■ Requirement 1
Rewrite the passage on Richard Neutra from "Now that the" to "in France above)", substituting "outdoor schools" for "open air schools".
■ Requirement 2
Pick up the passage on Richard Neutra after its last sentence and keep writing it.

■ Document extract
*** Begin section ***

Julius Shulman © J. Paul Getty Trust. Getty Research Institute, Los Angeles

Richard Neutra, the Viennese architect who became the storied emigre to Los Angeles did not just design fab Palm Springs houses for the likes of Edgar Kaufman Jr (now on the market for 25 million), he also thought about the education of young children, and what suited them best. (When Neutra's LA office eventually closed, there was a tag sale. I hurried and bought two keepsakes: a map, and the office radio which I like to imagine Neutra tuning to Mozart)

Now that the subject of elementary schooling is writ large during the pandemic as distance learning is very challenging for the young'ns, Neutra's LA Corona Avenue School, here represented in an image by architectural photographer Julius Shulman in 1953, is more than prescient. It followed in the steps of open air schools in Germany, France and throughout Europe designed at first for tubercular and ill children, but then adopted as a healthy way of pedagogy. (see images in the thirties of the Ecole de Suresnes in France above)

*** End section ***

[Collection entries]
*** Begin section ***

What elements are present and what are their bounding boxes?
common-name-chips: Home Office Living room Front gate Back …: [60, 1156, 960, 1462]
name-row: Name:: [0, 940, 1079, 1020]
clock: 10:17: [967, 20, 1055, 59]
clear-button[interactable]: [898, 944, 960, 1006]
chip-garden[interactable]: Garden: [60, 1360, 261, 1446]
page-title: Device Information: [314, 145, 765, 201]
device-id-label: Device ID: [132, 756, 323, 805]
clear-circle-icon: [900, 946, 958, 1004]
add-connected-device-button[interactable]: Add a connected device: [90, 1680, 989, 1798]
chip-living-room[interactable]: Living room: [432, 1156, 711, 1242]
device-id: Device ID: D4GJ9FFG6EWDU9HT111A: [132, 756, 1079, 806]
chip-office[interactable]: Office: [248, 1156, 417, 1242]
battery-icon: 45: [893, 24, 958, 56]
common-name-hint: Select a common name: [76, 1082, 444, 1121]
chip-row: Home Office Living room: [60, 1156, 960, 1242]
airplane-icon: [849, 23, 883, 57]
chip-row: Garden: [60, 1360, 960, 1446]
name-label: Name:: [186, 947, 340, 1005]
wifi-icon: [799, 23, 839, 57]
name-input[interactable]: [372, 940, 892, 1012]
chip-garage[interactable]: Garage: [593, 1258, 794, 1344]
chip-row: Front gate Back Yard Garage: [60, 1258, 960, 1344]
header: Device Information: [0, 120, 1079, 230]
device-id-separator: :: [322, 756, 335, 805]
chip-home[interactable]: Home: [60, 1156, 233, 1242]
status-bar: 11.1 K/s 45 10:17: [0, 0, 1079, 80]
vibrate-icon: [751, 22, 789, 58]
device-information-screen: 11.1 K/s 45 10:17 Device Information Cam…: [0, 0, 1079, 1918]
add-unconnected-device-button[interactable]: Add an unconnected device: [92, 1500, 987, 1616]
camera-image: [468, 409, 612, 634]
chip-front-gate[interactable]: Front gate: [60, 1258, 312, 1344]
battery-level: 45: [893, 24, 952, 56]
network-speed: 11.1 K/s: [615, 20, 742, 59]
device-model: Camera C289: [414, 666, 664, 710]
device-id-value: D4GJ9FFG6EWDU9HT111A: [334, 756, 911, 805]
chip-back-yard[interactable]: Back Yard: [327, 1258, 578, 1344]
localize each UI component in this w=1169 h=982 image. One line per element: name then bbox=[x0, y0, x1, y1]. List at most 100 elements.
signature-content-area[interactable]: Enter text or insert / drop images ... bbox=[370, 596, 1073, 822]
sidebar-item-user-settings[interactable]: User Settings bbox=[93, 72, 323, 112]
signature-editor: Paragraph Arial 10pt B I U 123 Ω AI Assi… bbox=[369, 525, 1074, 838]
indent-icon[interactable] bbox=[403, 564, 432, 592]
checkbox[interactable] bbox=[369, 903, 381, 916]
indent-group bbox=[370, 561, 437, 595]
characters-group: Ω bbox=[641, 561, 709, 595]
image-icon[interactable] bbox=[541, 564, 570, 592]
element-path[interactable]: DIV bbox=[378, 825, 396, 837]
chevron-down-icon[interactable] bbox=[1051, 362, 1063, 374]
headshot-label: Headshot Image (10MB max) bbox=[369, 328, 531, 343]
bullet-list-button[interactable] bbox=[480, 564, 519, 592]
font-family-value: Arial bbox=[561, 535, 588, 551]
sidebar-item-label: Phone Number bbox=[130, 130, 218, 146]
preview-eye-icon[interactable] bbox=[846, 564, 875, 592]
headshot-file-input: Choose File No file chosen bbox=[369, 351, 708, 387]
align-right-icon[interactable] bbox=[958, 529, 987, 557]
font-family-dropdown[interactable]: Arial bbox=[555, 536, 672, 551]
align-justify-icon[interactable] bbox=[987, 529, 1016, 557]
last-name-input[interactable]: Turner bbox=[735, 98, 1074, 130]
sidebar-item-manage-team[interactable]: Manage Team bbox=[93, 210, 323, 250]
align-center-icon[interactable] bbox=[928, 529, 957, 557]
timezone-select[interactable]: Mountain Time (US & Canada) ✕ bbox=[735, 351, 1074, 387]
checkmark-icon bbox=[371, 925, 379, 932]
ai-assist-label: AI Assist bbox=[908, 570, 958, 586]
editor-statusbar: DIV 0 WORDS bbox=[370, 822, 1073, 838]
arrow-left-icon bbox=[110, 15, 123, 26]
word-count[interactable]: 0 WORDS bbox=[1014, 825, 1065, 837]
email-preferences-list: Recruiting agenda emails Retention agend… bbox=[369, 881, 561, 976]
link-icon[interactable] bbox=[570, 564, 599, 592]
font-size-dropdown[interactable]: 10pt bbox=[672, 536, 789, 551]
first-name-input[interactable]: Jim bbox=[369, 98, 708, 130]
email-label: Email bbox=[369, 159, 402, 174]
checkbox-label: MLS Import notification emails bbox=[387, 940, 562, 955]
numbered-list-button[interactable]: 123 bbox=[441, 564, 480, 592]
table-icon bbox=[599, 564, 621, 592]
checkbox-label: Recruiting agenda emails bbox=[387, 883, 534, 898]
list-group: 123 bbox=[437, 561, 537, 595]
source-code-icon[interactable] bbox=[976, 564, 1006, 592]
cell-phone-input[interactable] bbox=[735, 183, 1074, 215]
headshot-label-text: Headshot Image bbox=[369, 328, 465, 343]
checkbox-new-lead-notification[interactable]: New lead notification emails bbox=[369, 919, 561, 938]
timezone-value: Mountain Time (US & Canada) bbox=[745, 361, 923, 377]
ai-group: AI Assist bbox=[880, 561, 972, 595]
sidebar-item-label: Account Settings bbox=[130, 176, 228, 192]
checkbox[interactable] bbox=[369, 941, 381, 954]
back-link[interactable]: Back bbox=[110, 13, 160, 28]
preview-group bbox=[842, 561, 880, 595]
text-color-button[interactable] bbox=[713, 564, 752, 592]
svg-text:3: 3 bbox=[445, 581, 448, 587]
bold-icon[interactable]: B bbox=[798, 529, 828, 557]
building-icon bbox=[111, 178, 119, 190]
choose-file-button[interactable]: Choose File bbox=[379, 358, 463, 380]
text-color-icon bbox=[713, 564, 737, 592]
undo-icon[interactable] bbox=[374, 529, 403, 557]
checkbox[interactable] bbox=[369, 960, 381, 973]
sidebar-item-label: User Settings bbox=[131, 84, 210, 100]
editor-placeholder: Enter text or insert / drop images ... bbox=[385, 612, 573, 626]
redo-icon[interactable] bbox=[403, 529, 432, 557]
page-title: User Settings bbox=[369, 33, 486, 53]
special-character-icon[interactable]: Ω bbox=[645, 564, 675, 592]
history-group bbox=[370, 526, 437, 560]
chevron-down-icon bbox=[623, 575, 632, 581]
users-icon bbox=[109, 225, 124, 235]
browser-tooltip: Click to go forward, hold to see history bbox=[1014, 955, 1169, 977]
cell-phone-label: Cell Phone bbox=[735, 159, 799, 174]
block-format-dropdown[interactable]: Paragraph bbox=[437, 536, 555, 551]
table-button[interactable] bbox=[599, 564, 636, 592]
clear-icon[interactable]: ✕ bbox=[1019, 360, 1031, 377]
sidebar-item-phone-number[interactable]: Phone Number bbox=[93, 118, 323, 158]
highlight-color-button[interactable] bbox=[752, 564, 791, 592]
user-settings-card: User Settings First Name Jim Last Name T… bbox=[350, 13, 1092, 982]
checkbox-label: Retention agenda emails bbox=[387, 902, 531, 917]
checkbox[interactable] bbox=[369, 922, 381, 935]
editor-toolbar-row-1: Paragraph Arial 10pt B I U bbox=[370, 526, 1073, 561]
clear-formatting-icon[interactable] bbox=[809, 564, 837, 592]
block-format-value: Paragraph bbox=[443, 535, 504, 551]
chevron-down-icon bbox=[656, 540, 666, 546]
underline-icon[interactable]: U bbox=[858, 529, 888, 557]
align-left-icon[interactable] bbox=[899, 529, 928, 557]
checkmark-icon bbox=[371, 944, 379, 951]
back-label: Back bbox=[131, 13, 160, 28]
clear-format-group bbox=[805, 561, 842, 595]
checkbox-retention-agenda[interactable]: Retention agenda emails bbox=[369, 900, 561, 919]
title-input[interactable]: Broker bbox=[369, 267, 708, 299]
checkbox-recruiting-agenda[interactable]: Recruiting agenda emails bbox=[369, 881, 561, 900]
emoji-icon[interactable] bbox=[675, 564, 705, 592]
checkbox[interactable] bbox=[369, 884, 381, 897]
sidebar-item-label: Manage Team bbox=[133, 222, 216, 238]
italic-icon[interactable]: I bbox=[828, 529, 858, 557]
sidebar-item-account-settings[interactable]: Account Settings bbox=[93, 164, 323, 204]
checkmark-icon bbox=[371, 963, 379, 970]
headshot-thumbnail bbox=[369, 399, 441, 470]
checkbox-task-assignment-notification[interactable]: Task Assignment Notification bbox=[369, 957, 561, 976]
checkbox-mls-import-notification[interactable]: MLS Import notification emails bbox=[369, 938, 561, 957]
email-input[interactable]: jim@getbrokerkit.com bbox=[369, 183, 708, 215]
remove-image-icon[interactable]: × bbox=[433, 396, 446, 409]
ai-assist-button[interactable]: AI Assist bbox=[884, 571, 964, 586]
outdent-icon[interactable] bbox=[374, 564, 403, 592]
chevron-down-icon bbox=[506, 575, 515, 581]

*** End section ***

■ Exercise response 1
Now that the subject of elementary schooling is writ large during the pandemic as distance learning is very challenging for the young'ns, Neutra's LA Corona Avenue School, here represented in an image by architectural photographer Julius Shulman in 1953, is more than prescient. It followed in the steps of outdoor schools in Germany, France and throughout Europe designed at first for tubercular and ill children, but then adopted as a healthy way of pedagogy. (see images in the thirties of the Ecole de Suresnes in France above)

■ Exercise response 2
In LA of course, the absence of cold weather eventually made these designs more ubiquitous but the large sliding glass doors which were also featured in Neutra's (and Eames et al) domestic architecture brought the outside in and were adopted in less temperate climates.

I look to the current generation of forward thinking architects to revisit some of these buildings and see if they can figure out how to keep children safe, while learning and socializing with their pals during these most challenging times.